Problem to work on — Only the number is wanted: how many lines contain the word "области"?

[begin Provided entries]

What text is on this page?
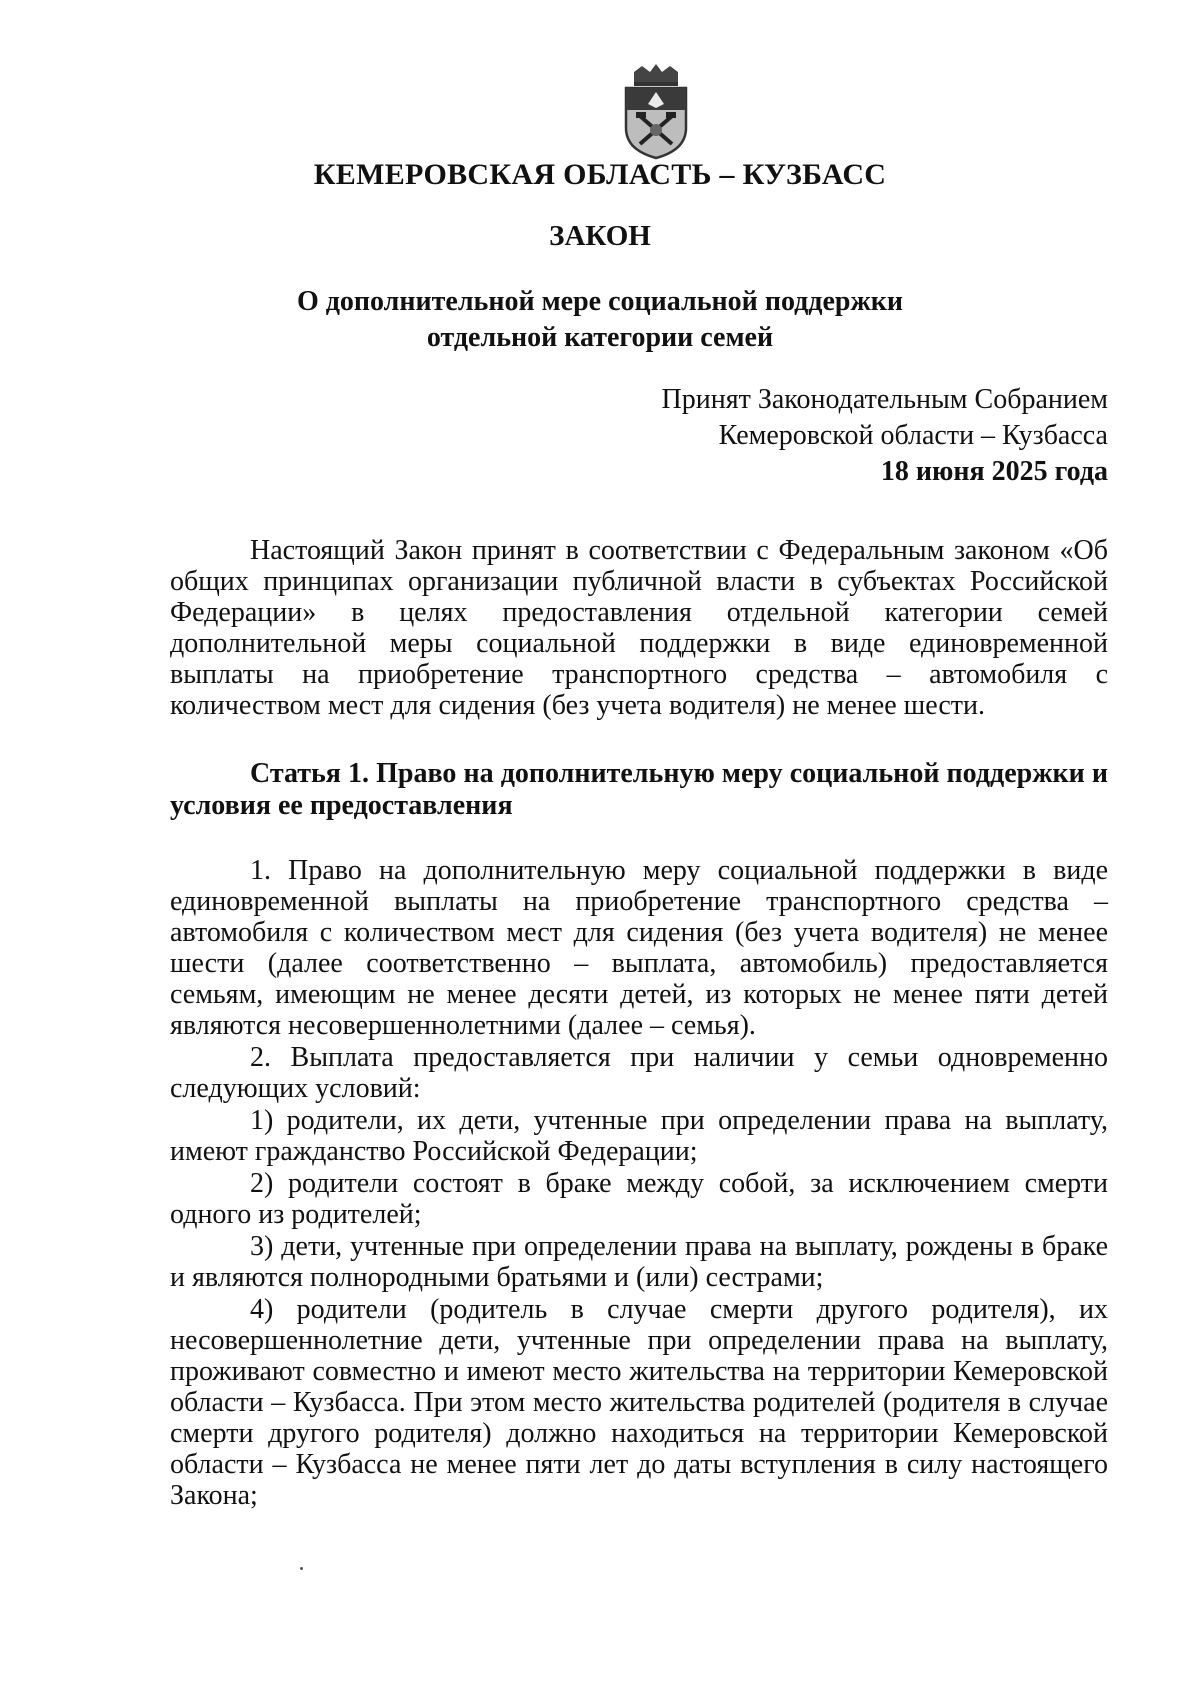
КЕМЕРОВСКАЯ ОБЛАСТЬ – КУЗБАСС
ЗАКОН
О дополнительной мере социальной поддержки
отдельной категории семей
Принят Законодательным Собранием
Кемеровской области – Кузбасса
18 июня 2025 года

Настоящий Закон принят в соответствии с Федеральным законом «Об общих принципах организации публичной власти в субъектах Российской Федерации» в целях предоставления отдельной категории семей дополнительной меры социальной поддержки в виде единовременной выплаты на приобретение транспортного средства – автомобиля с количеством мест для сидения (без учета водителя) не менее шести.

Статья 1. Право на дополнительную меру социальной поддержки и условия ее предоставления

1. Право на дополнительную меру социальной поддержки в виде единовременной выплаты на приобретение транспортного средства – автомобиля с количеством мест для сидения (без учета водителя) не менее шести (далее соответственно – выплата, автомобиль) предоставляется семьям, имеющим не менее десяти детей, из которых не менее пяти детей являются несовершеннолетними (далее – семья).

2. Выплата предоставляется при наличии у семьи одновременно следующих условий:

1) родители, их дети, учтенные при определении права на выплату, имеют гражданство Российской Федерации;

2) родители состоят в браке между собой, за исключением смерти одного из родителей;

3) дети, учтенные при определении права на выплату, рождены в браке и являются полнородными братьями и (или) сестрами;

4) родители (родитель в случае смерти другого родителя), их несовершеннолетние дети, учтенные при определении права на выплату, проживают совместно и имеют место жительства на территории Кемеровской области – Кузбасса. При этом место жительства родителей (родителя в случае смерти другого родителя) должно находиться на территории Кемеровской области – Кузбасса не менее пяти лет до даты вступления в силу настоящего Закона;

[end Provided entries]

Task response — 2